#### Provided material:
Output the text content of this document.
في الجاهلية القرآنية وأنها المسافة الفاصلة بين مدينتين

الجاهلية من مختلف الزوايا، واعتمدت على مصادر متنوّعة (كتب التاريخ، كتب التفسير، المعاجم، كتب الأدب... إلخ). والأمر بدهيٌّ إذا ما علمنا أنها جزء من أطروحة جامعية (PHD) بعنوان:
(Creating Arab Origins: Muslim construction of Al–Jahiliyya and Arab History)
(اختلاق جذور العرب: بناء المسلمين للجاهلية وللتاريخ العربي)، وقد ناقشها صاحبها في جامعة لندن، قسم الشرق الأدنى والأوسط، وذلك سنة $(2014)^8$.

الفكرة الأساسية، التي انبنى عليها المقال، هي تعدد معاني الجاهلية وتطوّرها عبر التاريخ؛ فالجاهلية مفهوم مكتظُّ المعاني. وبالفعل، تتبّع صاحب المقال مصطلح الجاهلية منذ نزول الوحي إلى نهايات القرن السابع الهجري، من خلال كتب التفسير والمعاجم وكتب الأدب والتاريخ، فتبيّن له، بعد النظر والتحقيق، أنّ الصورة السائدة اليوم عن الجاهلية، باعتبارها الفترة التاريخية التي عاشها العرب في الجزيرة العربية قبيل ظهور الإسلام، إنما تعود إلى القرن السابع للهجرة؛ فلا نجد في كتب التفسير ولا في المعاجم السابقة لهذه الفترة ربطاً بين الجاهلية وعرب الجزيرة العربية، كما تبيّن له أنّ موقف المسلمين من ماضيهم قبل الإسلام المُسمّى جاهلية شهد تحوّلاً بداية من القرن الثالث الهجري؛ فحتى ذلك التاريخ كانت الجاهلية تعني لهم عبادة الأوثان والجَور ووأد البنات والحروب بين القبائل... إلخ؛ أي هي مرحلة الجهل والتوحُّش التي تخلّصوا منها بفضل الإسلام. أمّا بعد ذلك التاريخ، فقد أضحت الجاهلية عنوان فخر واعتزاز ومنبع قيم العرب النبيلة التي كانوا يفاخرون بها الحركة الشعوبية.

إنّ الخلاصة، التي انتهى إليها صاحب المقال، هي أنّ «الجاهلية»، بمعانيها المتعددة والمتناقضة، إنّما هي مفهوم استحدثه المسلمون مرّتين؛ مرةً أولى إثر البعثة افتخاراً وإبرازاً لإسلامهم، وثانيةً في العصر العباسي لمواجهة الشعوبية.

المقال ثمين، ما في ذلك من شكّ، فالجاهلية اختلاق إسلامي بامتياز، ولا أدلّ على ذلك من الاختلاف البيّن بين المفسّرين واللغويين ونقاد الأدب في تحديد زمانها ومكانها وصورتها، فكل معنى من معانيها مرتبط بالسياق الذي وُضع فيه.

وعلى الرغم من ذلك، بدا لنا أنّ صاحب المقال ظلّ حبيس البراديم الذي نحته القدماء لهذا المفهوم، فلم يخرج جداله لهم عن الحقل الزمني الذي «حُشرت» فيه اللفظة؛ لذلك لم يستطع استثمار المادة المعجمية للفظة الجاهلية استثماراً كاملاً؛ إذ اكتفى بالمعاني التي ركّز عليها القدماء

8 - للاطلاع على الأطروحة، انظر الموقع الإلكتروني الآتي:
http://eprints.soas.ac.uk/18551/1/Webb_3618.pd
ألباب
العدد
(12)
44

#### Given instruction:
Extract from the data every line where "التاريخ" shows up.

#### Exercise solution:
الجاهلية من مختلف الزوايا، واعتمدت على مصادر متنوّعة (كتب التاريخ، كتب التفسير، المعاجم، كتب الأدب... إلخ). والأمر بدهيٌّ إذا ما علمنا أنها جزء من أطروحة جامعية (PHD) بعنوان:
الفكرة الأساسية، التي انبنى عليها المقال، هي تعدد معاني الجاهلية وتطوّرها عبر التاريخ؛ فالجاهلية مفهوم مكتظُّ المعاني. وبالفعل، تتبّع صاحب المقال مصطلح الجاهلية منذ نزول الوحي إلى نهايات القرن السابع الهجري، من خلال كتب التفسير والمعاجم وكتب الأدب والتاريخ، فتبيّن له، بعد النظر والتحقيق، أنّ الصورة السائدة اليوم عن الجاهلية، باعتبارها الفترة التاريخية التي عاشها العرب في الجزيرة العربية قبيل ظهور الإسلام، إنما تعود إلى القرن السابع للهجرة؛ فلا نجد في كتب التفسير ولا في المعاجم السابقة لهذه الفترة ربطاً بين الجاهلية وعرب الجزيرة العربية، كما تبيّن له أنّ موقف المسلمين من ماضيهم قبل الإسلام المُسمّى جاهلية شهد تحوّلاً بداية من القرن الثالث الهجري؛ فحتى ذلك التاريخ كانت الجاهلية تعني لهم عبادة الأوثان والجَور ووأد البنات والحروب بين القبائل... إلخ؛ أي هي مرحلة الجهل والتوحُّش التي تخلّصوا منها بفضل الإسلام. أمّا بعد ذلك التاريخ، فقد أضحت الجاهلية عنوان فخر واعتزاز ومنبع قيم العرب النبيلة التي كانوا يفاخرون بها الحركة الشعوبية.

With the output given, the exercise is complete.